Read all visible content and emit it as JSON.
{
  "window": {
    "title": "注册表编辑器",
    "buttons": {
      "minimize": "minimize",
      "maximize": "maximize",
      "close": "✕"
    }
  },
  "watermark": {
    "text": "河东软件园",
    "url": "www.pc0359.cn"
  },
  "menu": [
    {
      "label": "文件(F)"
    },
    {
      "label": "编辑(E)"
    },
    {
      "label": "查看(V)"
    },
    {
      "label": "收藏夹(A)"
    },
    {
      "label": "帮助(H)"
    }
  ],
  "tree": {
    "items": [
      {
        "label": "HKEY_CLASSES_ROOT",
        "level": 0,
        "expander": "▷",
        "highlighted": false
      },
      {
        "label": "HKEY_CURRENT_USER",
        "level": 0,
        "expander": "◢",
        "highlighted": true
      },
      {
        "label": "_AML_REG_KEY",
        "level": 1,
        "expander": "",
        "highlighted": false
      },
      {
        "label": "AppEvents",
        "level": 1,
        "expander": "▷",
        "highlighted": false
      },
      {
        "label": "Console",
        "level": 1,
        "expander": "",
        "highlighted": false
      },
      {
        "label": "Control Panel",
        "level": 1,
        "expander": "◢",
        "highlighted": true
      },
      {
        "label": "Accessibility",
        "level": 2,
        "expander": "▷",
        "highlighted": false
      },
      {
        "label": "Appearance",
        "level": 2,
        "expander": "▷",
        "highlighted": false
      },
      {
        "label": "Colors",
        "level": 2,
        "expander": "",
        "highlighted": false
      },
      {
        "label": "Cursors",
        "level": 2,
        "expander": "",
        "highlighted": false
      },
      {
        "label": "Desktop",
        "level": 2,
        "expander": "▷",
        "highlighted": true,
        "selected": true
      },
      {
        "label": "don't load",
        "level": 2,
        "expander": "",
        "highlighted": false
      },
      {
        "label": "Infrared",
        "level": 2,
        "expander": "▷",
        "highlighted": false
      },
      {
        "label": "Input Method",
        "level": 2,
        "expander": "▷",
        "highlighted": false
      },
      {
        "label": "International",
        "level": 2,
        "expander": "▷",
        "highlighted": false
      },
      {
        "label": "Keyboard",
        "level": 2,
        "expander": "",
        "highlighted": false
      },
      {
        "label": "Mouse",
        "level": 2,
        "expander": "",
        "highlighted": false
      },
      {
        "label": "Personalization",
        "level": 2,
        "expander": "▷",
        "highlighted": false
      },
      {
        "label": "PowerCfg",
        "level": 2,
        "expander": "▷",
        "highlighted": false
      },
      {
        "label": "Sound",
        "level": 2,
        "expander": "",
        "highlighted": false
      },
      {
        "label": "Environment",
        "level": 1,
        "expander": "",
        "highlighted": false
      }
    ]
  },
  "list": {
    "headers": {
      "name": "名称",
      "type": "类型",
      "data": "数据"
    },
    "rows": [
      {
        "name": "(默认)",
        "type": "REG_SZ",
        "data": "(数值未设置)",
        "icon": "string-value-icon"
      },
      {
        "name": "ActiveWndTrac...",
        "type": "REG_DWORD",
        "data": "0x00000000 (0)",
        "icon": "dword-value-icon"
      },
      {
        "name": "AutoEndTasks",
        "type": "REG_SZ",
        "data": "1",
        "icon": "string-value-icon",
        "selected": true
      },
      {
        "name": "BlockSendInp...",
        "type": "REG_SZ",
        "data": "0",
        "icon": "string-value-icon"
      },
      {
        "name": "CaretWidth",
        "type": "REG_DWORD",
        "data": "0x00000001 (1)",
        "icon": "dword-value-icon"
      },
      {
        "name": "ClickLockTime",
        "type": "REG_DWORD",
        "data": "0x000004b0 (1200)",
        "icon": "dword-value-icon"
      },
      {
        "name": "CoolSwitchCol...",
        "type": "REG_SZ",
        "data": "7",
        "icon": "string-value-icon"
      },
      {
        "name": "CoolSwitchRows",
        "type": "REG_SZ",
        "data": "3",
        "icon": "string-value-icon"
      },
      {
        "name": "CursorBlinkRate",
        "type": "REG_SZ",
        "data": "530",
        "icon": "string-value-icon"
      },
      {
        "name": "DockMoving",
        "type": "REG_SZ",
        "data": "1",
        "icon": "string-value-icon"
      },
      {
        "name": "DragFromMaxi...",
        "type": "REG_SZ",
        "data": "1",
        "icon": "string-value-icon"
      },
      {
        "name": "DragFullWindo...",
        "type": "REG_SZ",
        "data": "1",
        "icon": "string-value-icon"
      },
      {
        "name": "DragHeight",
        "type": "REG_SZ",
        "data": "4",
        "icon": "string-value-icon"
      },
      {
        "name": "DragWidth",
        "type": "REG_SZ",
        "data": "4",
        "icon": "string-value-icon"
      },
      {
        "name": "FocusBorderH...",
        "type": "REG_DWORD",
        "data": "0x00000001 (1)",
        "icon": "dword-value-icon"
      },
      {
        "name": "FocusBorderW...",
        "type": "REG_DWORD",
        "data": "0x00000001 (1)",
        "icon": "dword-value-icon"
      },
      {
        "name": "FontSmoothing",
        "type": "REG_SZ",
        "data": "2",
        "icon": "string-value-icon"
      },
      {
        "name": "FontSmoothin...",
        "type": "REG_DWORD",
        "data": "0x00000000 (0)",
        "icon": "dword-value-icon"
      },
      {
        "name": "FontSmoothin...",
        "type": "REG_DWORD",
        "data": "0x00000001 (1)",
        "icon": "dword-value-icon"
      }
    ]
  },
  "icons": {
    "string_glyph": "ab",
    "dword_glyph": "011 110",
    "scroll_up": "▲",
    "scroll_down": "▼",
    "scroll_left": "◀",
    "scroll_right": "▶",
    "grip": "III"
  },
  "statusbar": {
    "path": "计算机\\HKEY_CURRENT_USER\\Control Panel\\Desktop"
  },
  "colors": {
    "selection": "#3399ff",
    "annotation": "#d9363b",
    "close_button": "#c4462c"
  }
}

• • • • •

EXERCISE PROMPT — Extract every entry above as it appears.

SOLUTION TO THIS PROBLEM —
Read all visible content and emit it as JSON.
{
  "window": {
    "title": "注册表编辑器",
    "buttons": {
      "minimize": "minimize",
      "maximize": "maximize",
      "close": "✕"
    }
  },
  "watermark": {
    "text": "河东软件园",
    "url": "www.pc0359.cn"
  },
  "menu": [
    {
      "label": "文件(F)"
    },
    {
      "label": "编辑(E)"
    },
    {
      "label": "查看(V)"
    },
    {
      "label": "收藏夹(A)"
    },
    {
      "label": "帮助(H)"
    }
  ],
  "tree": {
    "items": [
      {
        "label": "HKEY_CLASSES_ROOT",
        "level": 0,
        "expander": "▷",
        "highlighted": false
      },
      {
        "label": "HKEY_CURRENT_USER",
        "level": 0,
        "expander": "◢",
        "highlighted": true
      },
      {
        "label": "_AML_REG_KEY",
        "level": 1,
        "expander": "",
        "highlighted": false
      },
      {
        "label": "AppEvents",
        "level": 1,
        "expander": "▷",
        "highlighted": false
      },
      {
        "label": "Console",
        "level": 1,
        "expander": "",
        "highlighted": false
      },
      {
        "label": "Control Panel",
        "level": 1,
        "expander": "◢",
        "highlighted": true
      },
      {
        "label": "Accessibility",
        "level": 2,
        "expander": "▷",
        "highlighted": false
      },
      {
        "label": "Appearance",
        "level": 2,
        "expander": "▷",
        "highlighted": false
      },
      {
        "label": "Colors",
        "level": 2,
        "expander": "",
        "highlighted": false
      },
      {
        "label": "Cursors",
        "level": 2,
        "expander": "",
        "highlighted": false
      },
      {
        "label": "Desktop",
        "level": 2,
        "expander": "▷",
        "highlighted": true,
        "selected": true
      },
      {
        "label": "don't load",
        "level": 2,
        "expander": "",
        "highlighted": false
      },
      {
        "label": "Infrared",
        "level": 2,
        "expander": "▷",
        "highlighted": false
      },
      {
        "label": "Input Method",
        "level": 2,
        "expander": "▷",
        "highlighted": false
      },
      {
        "label": "International",
        "level": 2,
        "expander": "▷",
        "highlighted": false
      },
      {
        "label": "Keyboard",
        "level": 2,
        "expander": "",
        "highlighted": false
      },
      {
        "label": "Mouse",
        "level": 2,
        "expander": "",
        "highlighted": false
      },
      {
        "label": "Personalization",
        "level": 2,
        "expander": "▷",
        "highlighted": false
      },
      {
        "label": "PowerCfg",
        "level": 2,
        "expander": "▷",
        "highlighted": false
      },
      {
        "label": "Sound",
        "level": 2,
        "expander": "",
        "highlighted": false
      },
      {
        "label": "Environment",
        "level": 1,
        "expander": "",
        "highlighted": false
      }
    ]
  },
  "list": {
    "headers": {
      "name": "名称",
      "type": "类型",
      "data": "数据"
    },
    "rows": [
      {
        "name": "(默认)",
        "type": "REG_SZ",
        "data": "(数值未设置)",
        "icon": "string-value-icon"
      },
      {
        "name": "ActiveWndTrac...",
        "type": "REG_DWORD",
        "data": "0x00000000 (0)",
        "icon": "dword-value-icon"
      },
      {
        "name": "AutoEndTasks",
        "type": "REG_SZ",
        "data": "1",
        "icon": "string-value-icon",
        "selected": true
      },
      {
        "name": "BlockSendInp...",
        "type": "REG_SZ",
        "data": "0",
        "icon": "string-value-icon"
      },
      {
        "name": "CaretWidth",
        "type": "REG_DWORD",
        "data": "0x00000001 (1)",
        "icon": "dword-value-icon"
      },
      {
        "name": "ClickLockTime",
        "type": "REG_DWORD",
        "data": "0x000004b0 (1200)",
        "icon": "dword-value-icon"
      },
      {
        "name": "CoolSwitchCol...",
        "type": "REG_SZ",
        "data": "7",
        "icon": "string-value-icon"
      },
      {
        "name": "CoolSwitchRows",
        "type": "REG_SZ",
        "data": "3",
        "icon": "string-value-icon"
      },
      {
        "name": "CursorBlinkRate",
        "type": "REG_SZ",
        "data": "530",
        "icon": "string-value-icon"
      },
      {
        "name": "DockMoving",
        "type": "REG_SZ",
        "data": "1",
        "icon": "string-value-icon"
      },
      {
        "name": "DragFromMaxi...",
        "type": "REG_SZ",
        "data": "1",
        "icon": "string-value-icon"
      },
      {
        "name": "DragFullWindo...",
        "type": "REG_SZ",
        "data": "1",
        "icon": "string-value-icon"
      },
      {
        "name": "DragHeight",
        "type": "REG_SZ",
        "data": "4",
        "icon": "string-value-icon"
      },
      {
        "name": "DragWidth",
        "type": "REG_SZ",
        "data": "4",
        "icon": "string-value-icon"
      },
      {
        "name": "FocusBorderH...",
        "type": "REG_DWORD",
        "data": "0x00000001 (1)",
        "icon": "dword-value-icon"
      },
      {
        "name": "FocusBorderW...",
        "type": "REG_DWORD",
        "data": "0x00000001 (1)",
        "icon": "dword-value-icon"
      },
      {
        "name": "FontSmoothing",
        "type": "REG_SZ",
        "data": "2",
        "icon": "string-value-icon"
      },
      {
        "name": "FontSmoothin...",
        "type": "REG_DWORD",
        "data": "0x00000000 (0)",
        "icon": "dword-value-icon"
      },
      {
        "name": "FontSmoothin...",
        "type": "REG_DWORD",
        "data": "0x00000001 (1)",
        "icon": "dword-value-icon"
      }
    ]
  },
  "icons": {
    "string_glyph": "ab",
    "dword_glyph": "011 110",
    "scroll_up": "▲",
    "scroll_down": "▼",
    "scroll_left": "◀",
    "scroll_right": "▶",
    "grip": "III"
  },
  "statusbar": {
    "path": "计算机\\HKEY_CURRENT_USER\\Control Panel\\Desktop"
  },
  "colors": {
    "selection": "#3399ff",
    "annotation": "#d9363b",
    "close_button": "#c4462c"
  }
}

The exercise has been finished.